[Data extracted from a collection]
┄┄┄┄┄┄┄┄┄┄

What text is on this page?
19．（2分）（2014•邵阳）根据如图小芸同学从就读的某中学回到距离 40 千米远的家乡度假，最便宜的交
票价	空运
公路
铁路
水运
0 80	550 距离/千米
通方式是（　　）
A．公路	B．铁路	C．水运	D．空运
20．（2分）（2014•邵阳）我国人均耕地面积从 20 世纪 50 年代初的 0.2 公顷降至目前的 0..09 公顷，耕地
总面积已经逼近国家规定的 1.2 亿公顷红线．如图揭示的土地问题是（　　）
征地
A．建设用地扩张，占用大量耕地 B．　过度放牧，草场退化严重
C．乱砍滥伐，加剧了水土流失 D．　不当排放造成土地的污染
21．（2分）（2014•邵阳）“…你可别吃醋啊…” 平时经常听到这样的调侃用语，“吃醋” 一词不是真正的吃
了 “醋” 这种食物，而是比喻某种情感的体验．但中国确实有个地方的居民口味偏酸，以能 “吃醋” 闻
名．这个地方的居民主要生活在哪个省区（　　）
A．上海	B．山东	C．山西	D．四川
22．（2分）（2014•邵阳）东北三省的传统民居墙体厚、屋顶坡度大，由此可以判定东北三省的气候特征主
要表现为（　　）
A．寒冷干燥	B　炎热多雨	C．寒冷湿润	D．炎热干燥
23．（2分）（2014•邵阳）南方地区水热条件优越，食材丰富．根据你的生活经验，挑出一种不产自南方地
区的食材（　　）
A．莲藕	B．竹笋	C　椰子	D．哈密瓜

┄┄┄┄┄┄┄┄┄┄

> **Aim**
Write the data back out verbatim.

> **Answer in full**
What text is on this page?
19．（2分）（2014•邵阳）根据如图小芸同学从就读的某中学回到距离 40 千米远的家乡度假，最便宜的交
票价	空运
公路
铁路
水运
0 80	550 距离/千米
通方式是（　　）
A．公路	B．铁路	C．水运	D．空运
20．（2分）（2014•邵阳）我国人均耕地面积从 20 世纪 50 年代初的 0.2 公顷降至目前的 0..09 公顷，耕地
总面积已经逼近国家规定的 1.2 亿公顷红线．如图揭示的土地问题是（　　）
征地
A．建设用地扩张，占用大量耕地 B．　过度放牧，草场退化严重
C．乱砍滥伐，加剧了水土流失 D．　不当排放造成土地的污染
21．（2分）（2014•邵阳）“…你可别吃醋啊…” 平时经常听到这样的调侃用语，“吃醋” 一词不是真正的吃
了 “醋” 这种食物，而是比喻某种情感的体验．但中国确实有个地方的居民口味偏酸，以能 “吃醋” 闻
名．这个地方的居民主要生活在哪个省区（　　）
A．上海	B．山东	C．山西	D．四川
22．（2分）（2014•邵阳）东北三省的传统民居墙体厚、屋顶坡度大，由此可以判定东北三省的气候特征主
要表现为（　　）
A．寒冷干燥	B　炎热多雨	C．寒冷湿润	D．炎热干燥
23．（2分）（2014•邵阳）南方地区水热条件优越，食材丰富．根据你的生活经验，挑出一种不产自南方地
区的食材（　　）
A．莲藕	B．竹笋	C　椰子	D．哈密瓜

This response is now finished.